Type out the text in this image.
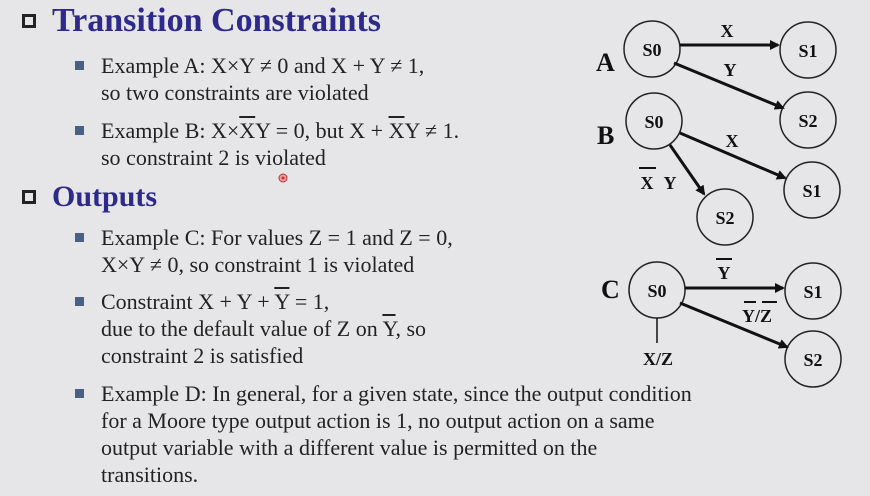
Transition Constraints
Example A: X×Y ≠ 0 and X + Y ≠ 1,
so two constraints are violated
Example B: $X\times\overline{X}Y = 0$, but $X + \overline{X}Y \ne 1$.
so constraint 2 is violated
Outputs
Example C: For values Z = 1 and Z = 0,
X×Y ≠ 0, so constraint 1 is violated
Constraint $X + Y + \overline{Y} = 1$,
due to the default value of Z on $\overline{Y}$, so
constraint 2 is satisfied
Example D: In general, for a given state, since the output condition
for a Moore type output action is 1, no output action on a same
output variable with a different value is permitted on the
transitions.
A S0	S1
S2
X
Y
B S0
S1
S2
X
X Y
C S0	S1
S2
Y
Y/ Z
X/Z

════════════════════

Only the number is wanted: count the lines of the records that hold the word "overline".

3